> [PROBLEM REQUIREMENTS]: Leave out the pictures and copy every record exactly.

-- begin RECORD EXTRACTS --

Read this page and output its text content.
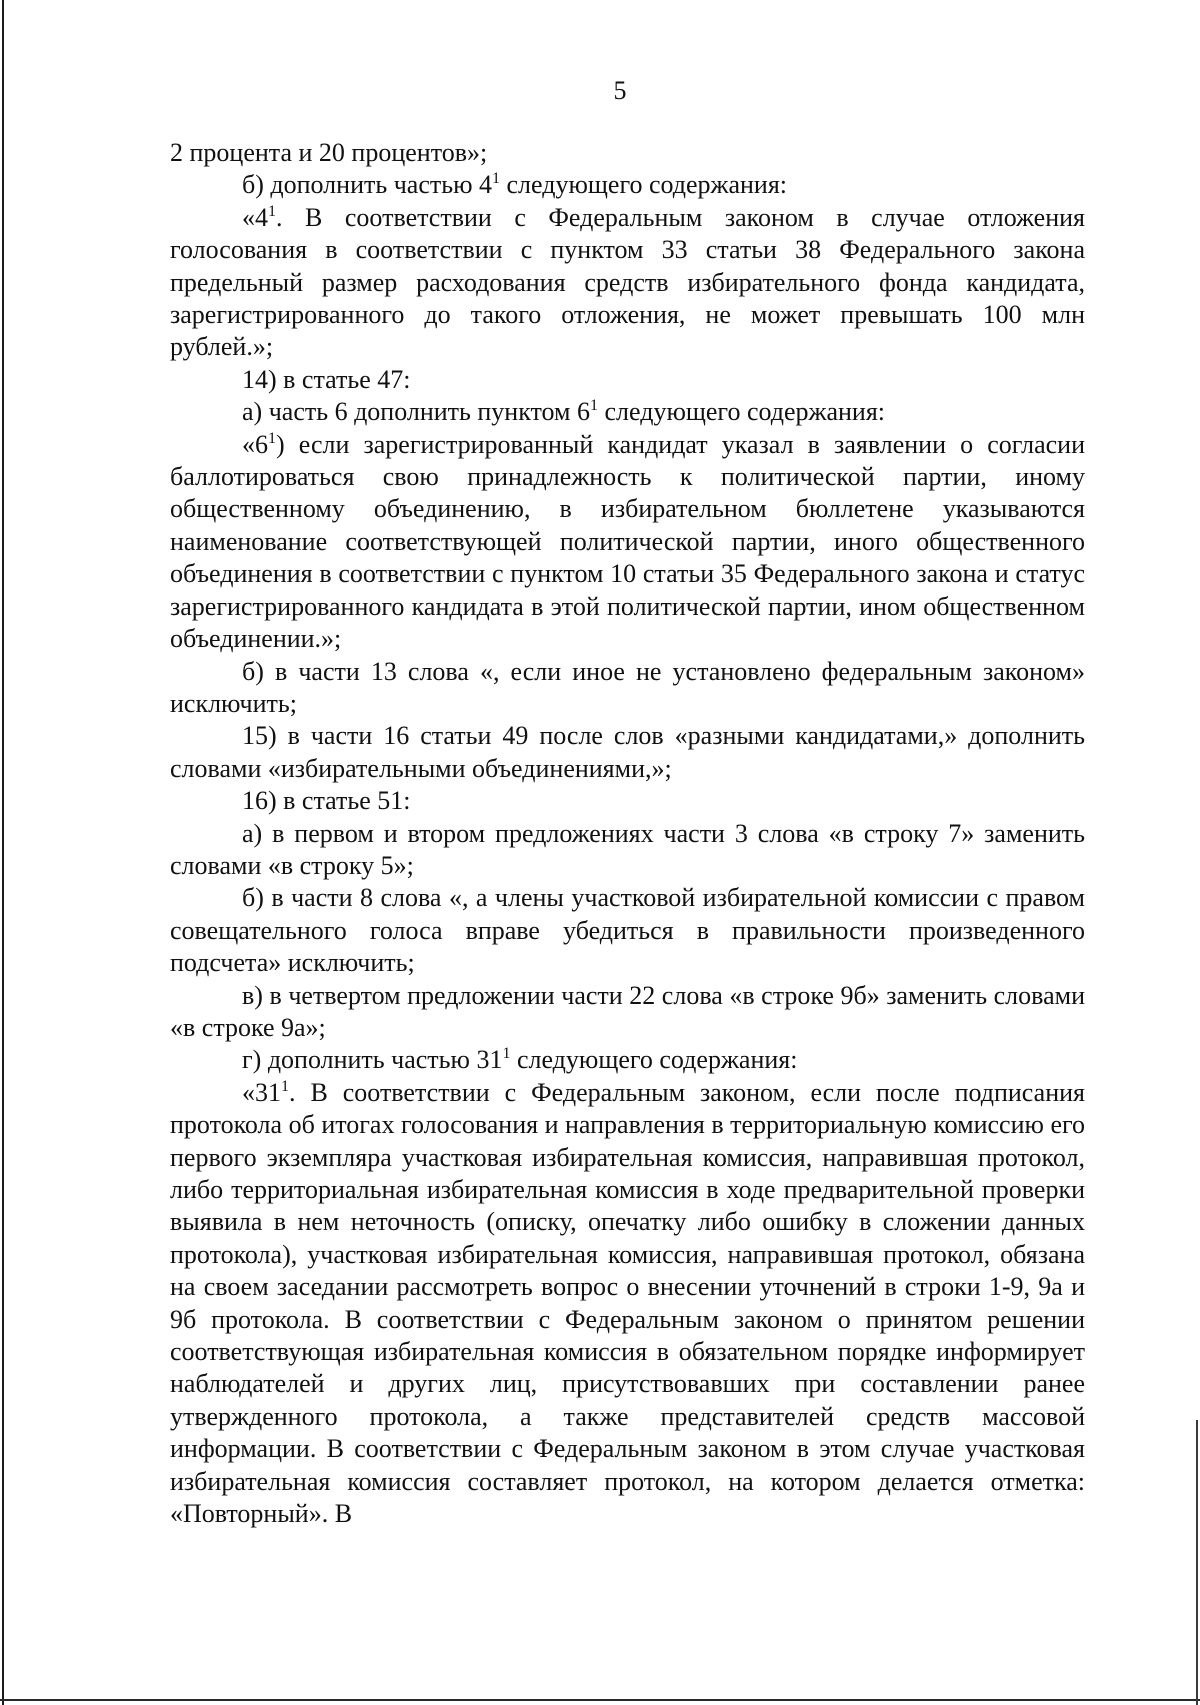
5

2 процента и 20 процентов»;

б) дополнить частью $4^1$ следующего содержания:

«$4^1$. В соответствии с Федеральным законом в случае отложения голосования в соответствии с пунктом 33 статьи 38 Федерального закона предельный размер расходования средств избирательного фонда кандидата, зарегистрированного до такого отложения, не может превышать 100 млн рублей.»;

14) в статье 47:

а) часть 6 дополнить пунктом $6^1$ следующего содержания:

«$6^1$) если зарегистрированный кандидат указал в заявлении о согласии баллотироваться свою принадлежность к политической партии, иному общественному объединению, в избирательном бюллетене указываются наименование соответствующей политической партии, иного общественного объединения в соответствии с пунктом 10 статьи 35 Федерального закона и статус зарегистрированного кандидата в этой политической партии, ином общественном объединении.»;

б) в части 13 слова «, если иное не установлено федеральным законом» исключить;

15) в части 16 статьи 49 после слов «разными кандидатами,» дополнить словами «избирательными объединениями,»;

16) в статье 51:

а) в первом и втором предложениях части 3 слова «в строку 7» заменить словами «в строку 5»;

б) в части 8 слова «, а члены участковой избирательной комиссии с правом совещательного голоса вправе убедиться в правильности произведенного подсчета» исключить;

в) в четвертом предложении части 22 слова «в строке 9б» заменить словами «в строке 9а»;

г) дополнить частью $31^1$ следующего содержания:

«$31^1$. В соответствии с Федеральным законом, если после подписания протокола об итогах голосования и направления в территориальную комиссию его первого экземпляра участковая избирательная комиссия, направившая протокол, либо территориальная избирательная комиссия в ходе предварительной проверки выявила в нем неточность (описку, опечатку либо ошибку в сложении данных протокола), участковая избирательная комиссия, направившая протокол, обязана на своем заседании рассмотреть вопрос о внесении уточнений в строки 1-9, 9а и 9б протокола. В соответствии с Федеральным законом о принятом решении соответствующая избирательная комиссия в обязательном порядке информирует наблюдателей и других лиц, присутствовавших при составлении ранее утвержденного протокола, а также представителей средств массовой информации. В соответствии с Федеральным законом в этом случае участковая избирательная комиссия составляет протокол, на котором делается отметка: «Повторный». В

-- end RECORD EXTRACTS --

> [EXERCISE ANSWER]:
Read this page and output its text content.
5

2 процента и 20 процентов»;

б) дополнить частью $4^1$ следующего содержания:

«$4^1$. В соответствии с Федеральным законом в случае отложения голосования в соответствии с пунктом 33 статьи 38 Федерального закона предельный размер расходования средств избирательного фонда кандидата, зарегистрированного до такого отложения, не может превышать 100 млн рублей.»;

14) в статье 47:

а) часть 6 дополнить пунктом $6^1$ следующего содержания:

«$6^1$) если зарегистрированный кандидат указал в заявлении о согласии баллотироваться свою принадлежность к политической партии, иному общественному объединению, в избирательном бюллетене указываются наименование соответствующей политической партии, иного общественного объединения в соответствии с пунктом 10 статьи 35 Федерального закона и статус зарегистрированного кандидата в этой политической партии, ином общественном объединении.»;

б) в части 13 слова «, если иное не установлено федеральным законом» исключить;

15) в части 16 статьи 49 после слов «разными кандидатами,» дополнить словами «избирательными объединениями,»;

16) в статье 51:

а) в первом и втором предложениях части 3 слова «в строку 7» заменить словами «в строку 5»;

б) в части 8 слова «, а члены участковой избирательной комиссии с правом совещательного голоса вправе убедиться в правильности произведенного подсчета» исключить;

в) в четвертом предложении части 22 слова «в строке 9б» заменить словами «в строке 9а»;

г) дополнить частью $31^1$ следующего содержания:

«$31^1$. В соответствии с Федеральным законом, если после подписания протокола об итогах голосования и направления в территориальную комиссию его первого экземпляра участковая избирательная комиссия, направившая протокол, либо территориальная избирательная комиссия в ходе предварительной проверки выявила в нем неточность (описку, опечатку либо ошибку в сложении данных протокола), участковая избирательная комиссия, направившая протокол, обязана на своем заседании рассмотреть вопрос о внесении уточнений в строки 1-9, 9а и 9б протокола. В соответствии с Федеральным законом о принятом решении соответствующая избирательная комиссия в обязательном порядке информирует наблюдателей и других лиц, присутствовавших при составлении ранее утвержденного протокола, а также представителей средств массовой информации. В соответствии с Федеральным законом в этом случае участковая избирательная комиссия составляет протокол, на котором делается отметка: «Повторный». В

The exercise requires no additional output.